Problem description ▸ Pick out the lines containing "JSON".

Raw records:
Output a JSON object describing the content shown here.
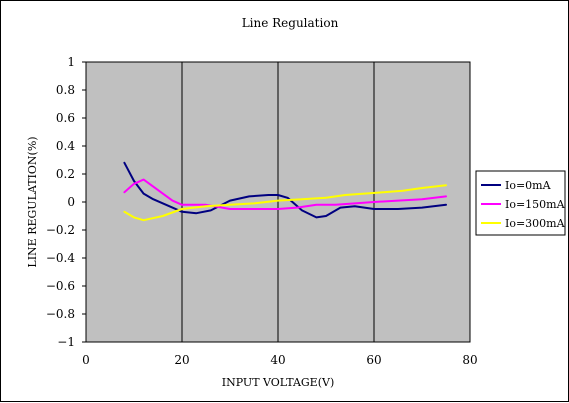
{
  "chart_data": {
    "type": "line",
    "title": "Line Regulation",
    "xlabel": "INPUT VOLTAGE(V)",
    "ylabel": "LINE REGULATION(%)",
    "xlim": [
      0,
      80
    ],
    "ylim": [
      -1,
      1
    ],
    "x_ticks": [
      "0",
      "20",
      "40",
      "60",
      "80"
    ],
    "y_ticks": [
      "1",
      "0.8",
      "0.6",
      "0.4",
      "0.2",
      "0",
      "-0.2",
      "-0.4",
      "-0.6",
      "-0.8",
      "-1"
    ],
    "x_tick_values": [
      0,
      20,
      40,
      60,
      80
    ],
    "y_tick_values": [
      1,
      0.8,
      0.6,
      0.4,
      0.2,
      0,
      -0.2,
      -0.4,
      -0.6,
      -0.8,
      -1
    ],
    "grid": true,
    "plot_background": "#c0c0c0",
    "legend_position": "right",
    "series": [
      {
        "name": "Io=0mA",
        "color": "#000080",
        "points": [
          [
            8,
            0.28
          ],
          [
            10,
            0.15
          ],
          [
            12,
            0.06
          ],
          [
            14,
            0.02
          ],
          [
            18,
            -0.04
          ],
          [
            20,
            -0.07
          ],
          [
            23,
            -0.08
          ],
          [
            26,
            -0.06
          ],
          [
            30,
            0.01
          ],
          [
            34,
            0.04
          ],
          [
            38,
            0.05
          ],
          [
            40,
            0.05
          ],
          [
            42,
            0.03
          ],
          [
            45,
            -0.06
          ],
          [
            48,
            -0.11
          ],
          [
            50,
            -0.1
          ],
          [
            53,
            -0.04
          ],
          [
            56,
            -0.03
          ],
          [
            60,
            -0.05
          ],
          [
            65,
            -0.05
          ],
          [
            70,
            -0.04
          ],
          [
            75,
            -0.02
          ]
        ]
      },
      {
        "name": "Io=150mA",
        "color": "#ff00ff",
        "points": [
          [
            8,
            0.07
          ],
          [
            10,
            0.13
          ],
          [
            12,
            0.16
          ],
          [
            14,
            0.11
          ],
          [
            18,
            0.01
          ],
          [
            20,
            -0.02
          ],
          [
            25,
            -0.02
          ],
          [
            30,
            -0.05
          ],
          [
            35,
            -0.05
          ],
          [
            40,
            -0.05
          ],
          [
            44,
            -0.04
          ],
          [
            48,
            -0.02
          ],
          [
            52,
            -0.02
          ],
          [
            56,
            -0.01
          ],
          [
            60,
            0
          ],
          [
            65,
            0.01
          ],
          [
            70,
            0.02
          ],
          [
            75,
            0.04
          ]
        ]
      },
      {
        "name": "Io=300mA",
        "color": "#ffff00",
        "points": [
          [
            8,
            -0.07
          ],
          [
            10,
            -0.11
          ],
          [
            12,
            -0.13
          ],
          [
            16,
            -0.1
          ],
          [
            20,
            -0.05
          ],
          [
            25,
            -0.03
          ],
          [
            30,
            -0.02
          ],
          [
            35,
            -0.01
          ],
          [
            40,
            0.01
          ],
          [
            45,
            0.02
          ],
          [
            50,
            0.03
          ],
          [
            54,
            0.05
          ],
          [
            58,
            0.06
          ],
          [
            62,
            0.07
          ],
          [
            66,
            0.08
          ],
          [
            70,
            0.1
          ],
          [
            75,
            0.12
          ]
        ]
      }
    ]
  }
}
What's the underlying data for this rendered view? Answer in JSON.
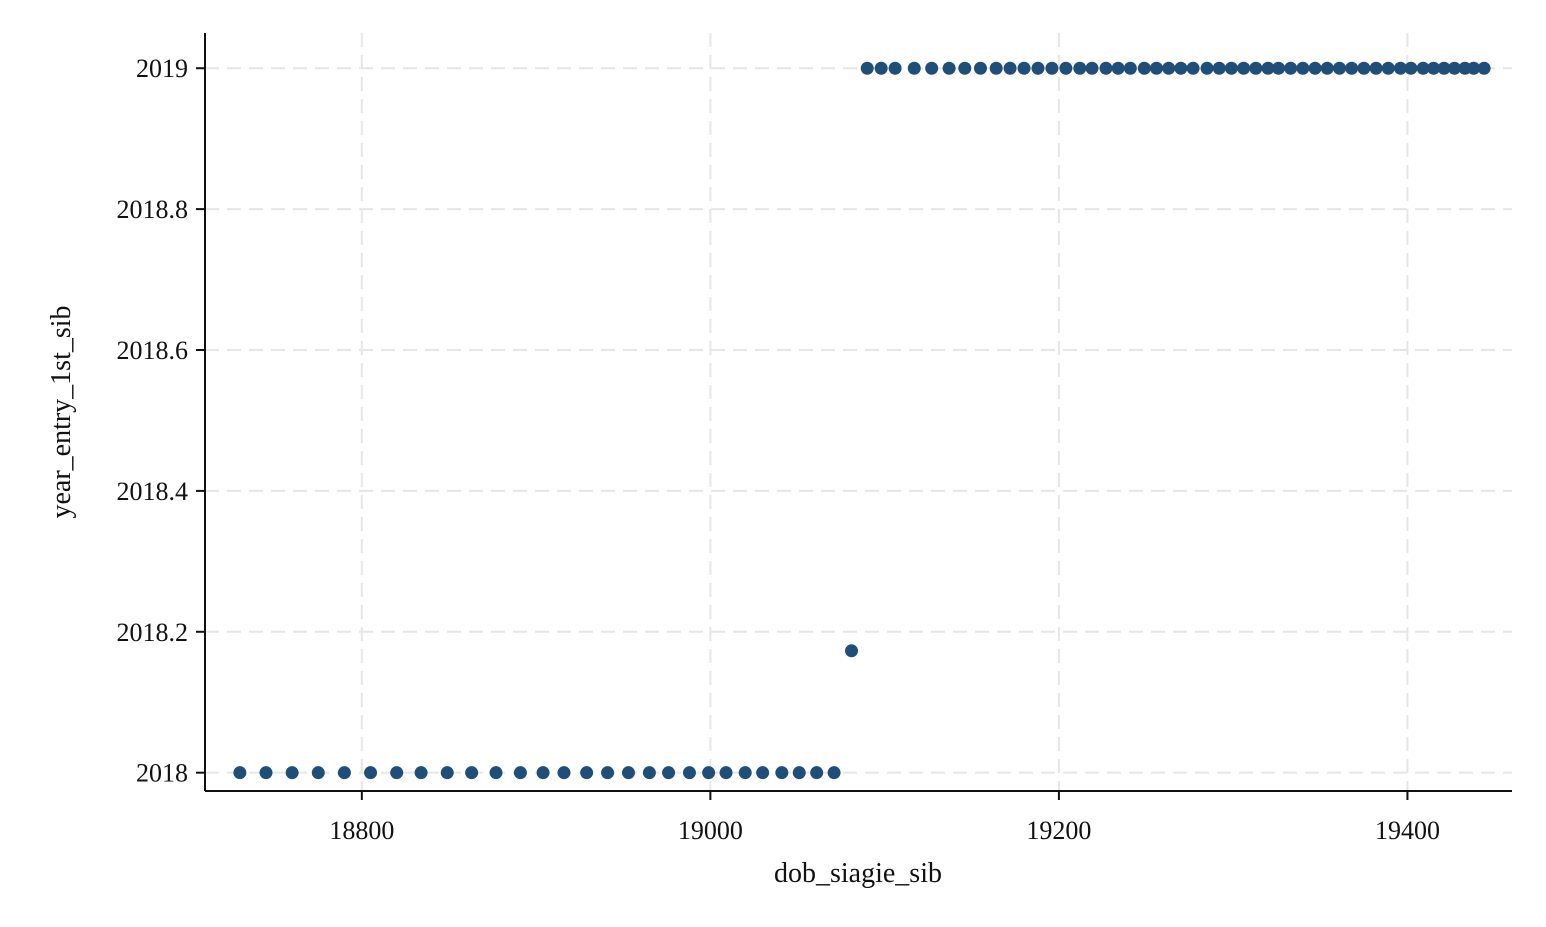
{
  "chart_data": {
    "type": "scatter",
    "title": "",
    "xlabel": "dob_siagie_sib",
    "ylabel": "year_entry_1st_sib",
    "xlim": [
      18710,
      19460
    ],
    "ylim": [
      2017.974,
      2019.05
    ],
    "xticks": [
      18800,
      19000,
      19200,
      19400
    ],
    "yticks": [
      2018,
      2018.2,
      2018.4,
      2018.6,
      2018.8,
      2019
    ],
    "ytick_labels": [
      "2018",
      "2018.2",
      "2018.4",
      "2018.6",
      "2018.8",
      "2019"
    ],
    "grid": true,
    "marker_color": "#1f4e79",
    "series": [
      {
        "points": [
          {
            "x": 18730,
            "y": 2018
          },
          {
            "x": 18745,
            "y": 2018
          },
          {
            "x": 18760,
            "y": 2018
          },
          {
            "x": 18775,
            "y": 2018
          },
          {
            "x": 18790,
            "y": 2018
          },
          {
            "x": 18805,
            "y": 2018
          },
          {
            "x": 18820,
            "y": 2018
          },
          {
            "x": 18834,
            "y": 2018
          },
          {
            "x": 18849,
            "y": 2018
          },
          {
            "x": 18863,
            "y": 2018
          },
          {
            "x": 18877,
            "y": 2018
          },
          {
            "x": 18891,
            "y": 2018
          },
          {
            "x": 18904,
            "y": 2018
          },
          {
            "x": 18916,
            "y": 2018
          },
          {
            "x": 18929,
            "y": 2018
          },
          {
            "x": 18941,
            "y": 2018
          },
          {
            "x": 18953,
            "y": 2018
          },
          {
            "x": 18965,
            "y": 2018
          },
          {
            "x": 18976,
            "y": 2018
          },
          {
            "x": 18988,
            "y": 2018
          },
          {
            "x": 18999,
            "y": 2018
          },
          {
            "x": 19009,
            "y": 2018
          },
          {
            "x": 19020,
            "y": 2018
          },
          {
            "x": 19030,
            "y": 2018
          },
          {
            "x": 19041,
            "y": 2018
          },
          {
            "x": 19051,
            "y": 2018
          },
          {
            "x": 19061,
            "y": 2018
          },
          {
            "x": 19071,
            "y": 2018
          },
          {
            "x": 19081,
            "y": 2018.173
          },
          {
            "x": 19090,
            "y": 2019
          },
          {
            "x": 19098,
            "y": 2019
          },
          {
            "x": 19106,
            "y": 2019
          },
          {
            "x": 19117,
            "y": 2019
          },
          {
            "x": 19127,
            "y": 2019
          },
          {
            "x": 19137,
            "y": 2019
          },
          {
            "x": 19146,
            "y": 2019
          },
          {
            "x": 19155,
            "y": 2019
          },
          {
            "x": 19164,
            "y": 2019
          },
          {
            "x": 19172,
            "y": 2019
          },
          {
            "x": 19180,
            "y": 2019
          },
          {
            "x": 19188,
            "y": 2019
          },
          {
            "x": 19196,
            "y": 2019
          },
          {
            "x": 19204,
            "y": 2019
          },
          {
            "x": 19212,
            "y": 2019
          },
          {
            "x": 19219,
            "y": 2019
          },
          {
            "x": 19227,
            "y": 2019
          },
          {
            "x": 19234,
            "y": 2019
          },
          {
            "x": 19241,
            "y": 2019
          },
          {
            "x": 19249,
            "y": 2019
          },
          {
            "x": 19256,
            "y": 2019
          },
          {
            "x": 19263,
            "y": 2019
          },
          {
            "x": 19270,
            "y": 2019
          },
          {
            "x": 19277,
            "y": 2019
          },
          {
            "x": 19285,
            "y": 2019
          },
          {
            "x": 19292,
            "y": 2019
          },
          {
            "x": 19299,
            "y": 2019
          },
          {
            "x": 19306,
            "y": 2019
          },
          {
            "x": 19313,
            "y": 2019
          },
          {
            "x": 19320,
            "y": 2019
          },
          {
            "x": 19326,
            "y": 2019
          },
          {
            "x": 19333,
            "y": 2019
          },
          {
            "x": 19340,
            "y": 2019
          },
          {
            "x": 19347,
            "y": 2019
          },
          {
            "x": 19354,
            "y": 2019
          },
          {
            "x": 19361,
            "y": 2019
          },
          {
            "x": 19368,
            "y": 2019
          },
          {
            "x": 19375,
            "y": 2019
          },
          {
            "x": 19382,
            "y": 2019
          },
          {
            "x": 19389,
            "y": 2019
          },
          {
            "x": 19396,
            "y": 2019
          },
          {
            "x": 19402,
            "y": 2019
          },
          {
            "x": 19409,
            "y": 2019
          },
          {
            "x": 19415,
            "y": 2019
          },
          {
            "x": 19421,
            "y": 2019
          },
          {
            "x": 19427,
            "y": 2019
          },
          {
            "x": 19433,
            "y": 2019
          },
          {
            "x": 19438,
            "y": 2019
          },
          {
            "x": 19444,
            "y": 2019
          }
        ]
      }
    ]
  }
}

Solution to this problem ▸
Output a JSON object describing the content shown here.
What's the underlying data for this rendered view? Answer in JSON.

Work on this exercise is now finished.